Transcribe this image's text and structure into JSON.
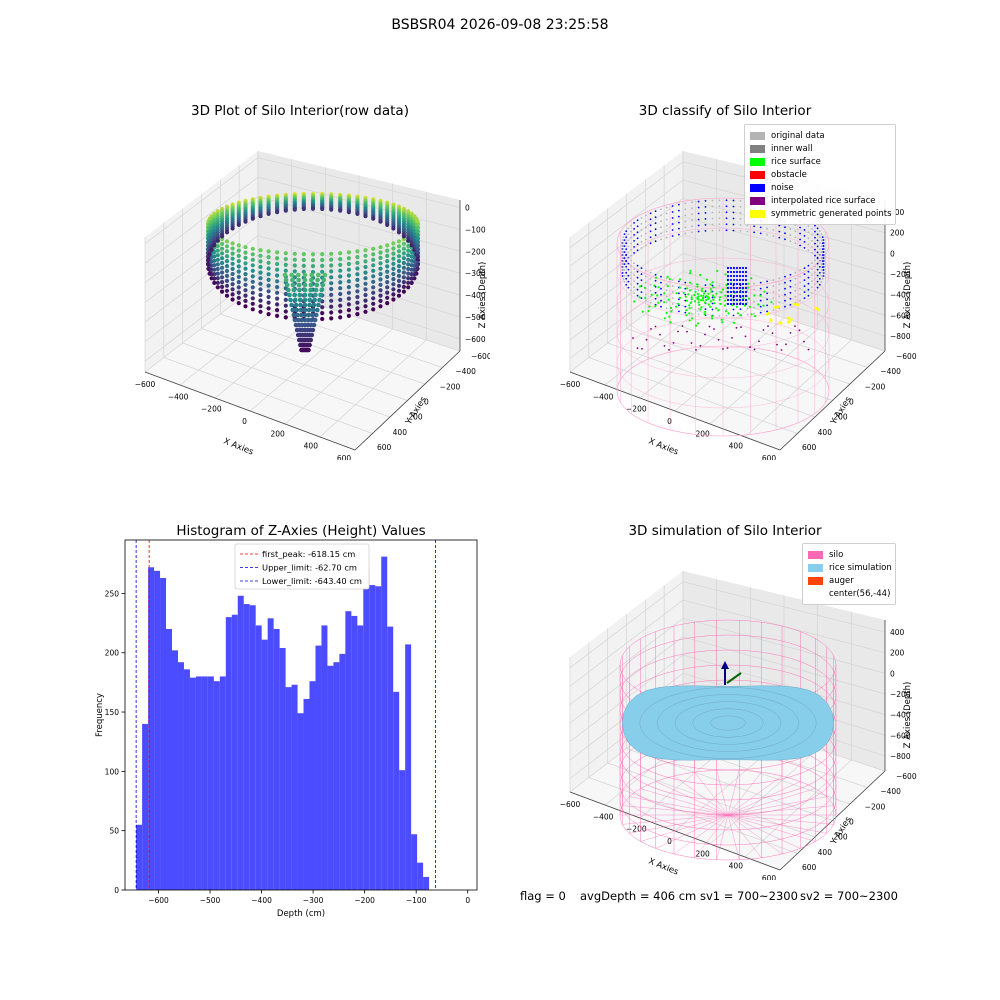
{
  "suptitle": "BSBSR04 2026-09-08 23:25:58",
  "footer": {
    "flag": "flag = 0",
    "avg_depth": "avgDepth = 406 cm",
    "sv1": "sv1 = 700~2300",
    "sv2": "sv2 = 700~2300"
  },
  "chart_data": [
    {
      "type": "scatter",
      "title": "3D Plot of Silo Interior(row data)",
      "xlabel": "X Axies",
      "ylabel": "Y Axies",
      "zlabel": "Z Axies (Depth)",
      "xticks": [
        "−600",
        "−400",
        "−200",
        "0",
        "200",
        "400",
        "600"
      ],
      "yticks": [
        "−600",
        "−400",
        "−200",
        "0",
        "200",
        "400",
        "600"
      ],
      "zticks": [
        "0",
        "−100",
        "−200",
        "−300",
        "−400",
        "−500",
        "−600"
      ],
      "colormap": "viridis",
      "grid": true
    },
    {
      "type": "scatter",
      "title": "3D classify of Silo Interior",
      "xlabel": "X Axies",
      "ylabel": "Y Axies",
      "zlabel": "Z Axies (Depth)",
      "xticks": [
        "−600",
        "−400",
        "−200",
        "0",
        "200",
        "400",
        "600"
      ],
      "yticks": [
        "−600",
        "−400",
        "−200",
        "0",
        "200",
        "400",
        "600"
      ],
      "zticks": [
        "400",
        "200",
        "0",
        "−200",
        "−400",
        "−600",
        "−800"
      ],
      "legend": [
        {
          "label": "original data",
          "color": "#b4b4b4"
        },
        {
          "label": "inner wall",
          "color": "#808080"
        },
        {
          "label": "rice surface",
          "color": "#00ff00"
        },
        {
          "label": "obstacle",
          "color": "#ff0000"
        },
        {
          "label": "noise",
          "color": "#0000ff"
        },
        {
          "label": "interpolated rice surface",
          "color": "#800080"
        },
        {
          "label": "symmetric generated points",
          "color": "#ffff00"
        }
      ],
      "legend_loc": "upper right",
      "grid": true
    },
    {
      "type": "bar",
      "title": "Histogram of Z-Axies (Height) Values",
      "xlabel": "Depth (cm)",
      "ylabel": "Frequency",
      "xlim": [
        -665,
        18
      ],
      "ylim": [
        0,
        295
      ],
      "xticks": [
        -600,
        -500,
        -400,
        -300,
        -200,
        -100,
        0
      ],
      "xtick_labels": [
        "−600",
        "−500",
        "−400",
        "−300",
        "−200",
        "−100",
        "0"
      ],
      "yticks": [
        0,
        50,
        100,
        150,
        200,
        250
      ],
      "bin_start": -643.4,
      "bin_width": 11.6,
      "values": [
        55,
        140,
        272,
        269,
        263,
        220,
        202,
        192,
        186,
        179,
        180,
        180,
        180,
        176,
        180,
        230,
        232,
        248,
        241,
        240,
        223,
        211,
        229,
        220,
        204,
        171,
        173,
        149,
        161,
        176,
        206,
        223,
        189,
        192,
        199,
        235,
        231,
        223,
        270,
        257,
        256,
        281,
        222,
        167,
        101,
        207,
        47,
        23,
        11
      ],
      "bar_color": "#4b4bff",
      "vlines": [
        {
          "x": -618.15,
          "label": "first_peak: -618.15 cm",
          "color": "#ff0000"
        },
        {
          "x": -62.7,
          "label": "Upper_limit: -62.70 cm",
          "color": "#0000cc"
        },
        {
          "x": -643.4,
          "label": "Lower_limit: -643.40 cm",
          "color": "#0000cc"
        }
      ],
      "legend_loc": "upper center"
    },
    {
      "type": "area",
      "title": "3D simulation of Silo Interior",
      "xlabel": "X Axies",
      "ylabel": "Y Axies",
      "zlabel": "Z Axies (Depth)",
      "xticks": [
        "−600",
        "−400",
        "−200",
        "0",
        "200",
        "400",
        "600"
      ],
      "yticks": [
        "−600",
        "−400",
        "−200",
        "0",
        "200",
        "400",
        "600"
      ],
      "zticks": [
        "400",
        "200",
        "0",
        "−200",
        "−400",
        "−600",
        "−800"
      ],
      "legend": [
        {
          "label": "silo",
          "color": "#ff69b4"
        },
        {
          "label": "rice simulation",
          "color": "#87ceeb"
        },
        {
          "label": "auger",
          "color": "#ff4500"
        },
        {
          "label": "center(56,-44)",
          "color": "#ffffff"
        }
      ],
      "legend_loc": "upper right",
      "grid": true
    }
  ]
}
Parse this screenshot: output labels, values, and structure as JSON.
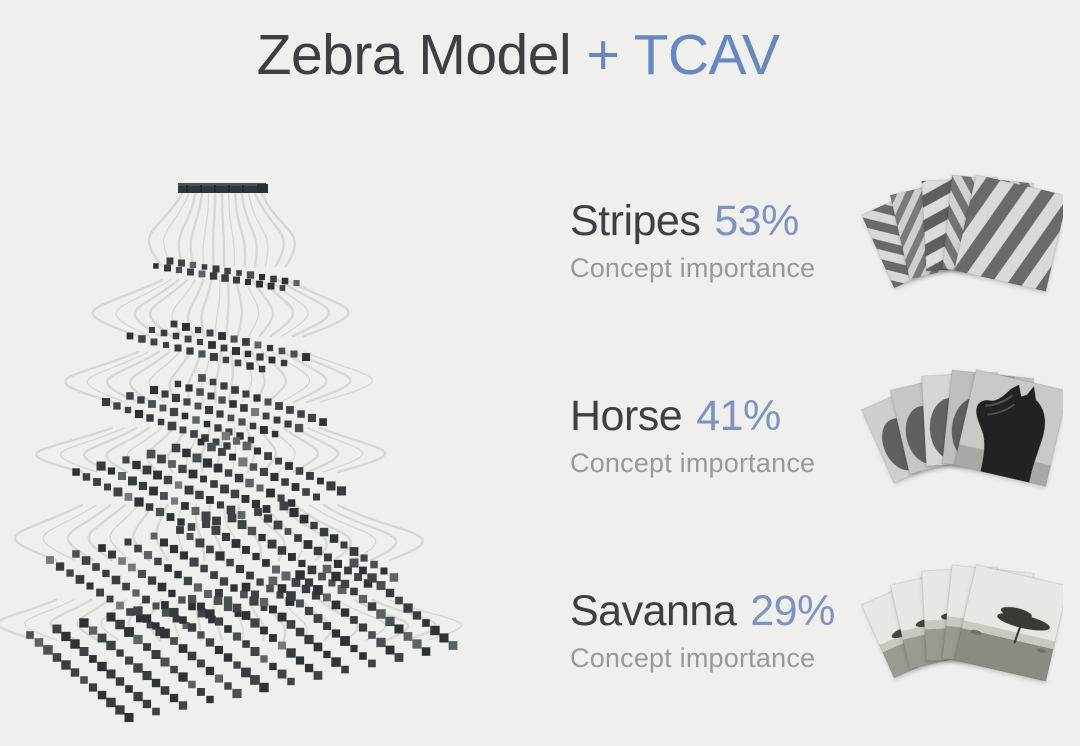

|---|

YOUR INSTRUCTIONS - Take the data above and repeat it exactly, leaving each picture out.

WRITTEN SOLUTION -
Transcribe this image's text and structure into JSON.
{
  "suptitle": "BSBSR04 2026-09-08 23:25:58",
  "footer": {
    "flag": "flag = 0",
    "avg_depth": "avgDepth = 406 cm",
    "sv1": "sv1 = 700~2300",
    "sv2": "sv2 = 700~2300"
  },
  "chart_data": [
    {
      "type": "scatter",
      "title": "3D Plot of Silo Interior(row data)",
      "xlabel": "X Axies",
      "ylabel": "Y Axies",
      "zlabel": "Z Axies (Depth)",
      "xticks": [
        "−600",
        "−400",
        "−200",
        "0",
        "200",
        "400",
        "600"
      ],
      "yticks": [
        "−600",
        "−400",
        "−200",
        "0",
        "200",
        "400",
        "600"
      ],
      "zticks": [
        "0",
        "−100",
        "−200",
        "−300",
        "−400",
        "−500",
        "−600"
      ],
      "colormap": "viridis",
      "grid": true
    },
    {
      "type": "scatter",
      "title": "3D classify of Silo Interior",
      "xlabel": "X Axies",
      "ylabel": "Y Axies",
      "zlabel": "Z Axies (Depth)",
      "xticks": [
        "−600",
        "−400",
        "−200",
        "0",
        "200",
        "400",
        "600"
      ],
      "yticks": [
        "−600",
        "−400",
        "−200",
        "0",
        "200",
        "400",
        "600"
      ],
      "zticks": [
        "400",
        "200",
        "0",
        "−200",
        "−400",
        "−600",
        "−800"
      ],
      "legend": [
        {
          "label": "original data",
          "color": "#b4b4b4"
        },
        {
          "label": "inner wall",
          "color": "#808080"
        },
        {
          "label": "rice surface",
          "color": "#00ff00"
        },
        {
          "label": "obstacle",
          "color": "#ff0000"
        },
        {
          "label": "noise",
          "color": "#0000ff"
        },
        {
          "label": "interpolated rice surface",
          "color": "#800080"
        },
        {
          "label": "symmetric generated points",
          "color": "#ffff00"
        }
      ],
      "legend_loc": "upper right",
      "grid": true
    },
    {
      "type": "bar",
      "title": "Histogram of Z-Axies (Height) Values",
      "xlabel": "Depth (cm)",
      "ylabel": "Frequency",
      "xlim": [
        -665,
        18
      ],
      "ylim": [
        0,
        295
      ],
      "xticks": [
        -600,
        -500,
        -400,
        -300,
        -200,
        -100,
        0
      ],
      "xtick_labels": [
        "−600",
        "−500",
        "−400",
        "−300",
        "−200",
        "−100",
        "0"
      ],
      "yticks": [
        0,
        50,
        100,
        150,
        200,
        250
      ],
      "bin_start": -643.4,
      "bin_width": 11.6,
      "values": [
        55,
        140,
        272,
        269,
        263,
        220,
        202,
        192,
        186,
        179,
        180,
        180,
        180,
        176,
        180,
        230,
        232,
        248,
        241,
        240,
        223,
        211,
        229,
        220,
        204,
        171,
        173,
        149,
        161,
        176,
        206,
        223,
        189,
        192,
        199,
        235,
        231,
        223,
        270,
        257,
        256,
        281,
        222,
        167,
        101,
        207,
        47,
        23,
        11
      ],
      "bar_color": "#4b4bff",
      "vlines": [
        {
          "x": -618.15,
          "label": "first_peak: -618.15 cm",
          "color": "#ff0000"
        },
        {
          "x": -62.7,
          "label": "Upper_limit: -62.70 cm",
          "color": "#0000cc"
        },
        {
          "x": -643.4,
          "label": "Lower_limit: -643.40 cm",
          "color": "#0000cc"
        }
      ],
      "legend_loc": "upper center"
    },
    {
      "type": "area",
      "title": "3D simulation of Silo Interior",
      "xlabel": "X Axies",
      "ylabel": "Y Axies",
      "zlabel": "Z Axies (Depth)",
      "xticks": [
        "−600",
        "−400",
        "−200",
        "0",
        "200",
        "400",
        "600"
      ],
      "yticks": [
        "−600",
        "−400",
        "−200",
        "0",
        "200",
        "400",
        "600"
      ],
      "zticks": [
        "400",
        "200",
        "0",
        "−200",
        "−400",
        "−600",
        "−800"
      ],
      "legend": [
        {
          "label": "silo",
          "color": "#ff69b4"
        },
        {
          "label": "rice simulation",
          "color": "#87ceeb"
        },
        {
          "label": "auger",
          "color": "#ff4500"
        },
        {
          "label": "center(56,-44)",
          "color": "#ffffff"
        }
      ],
      "legend_loc": "upper right",
      "grid": true
    }
  ]
}
Parse this screenshot: output labels, values, and structure as JSON.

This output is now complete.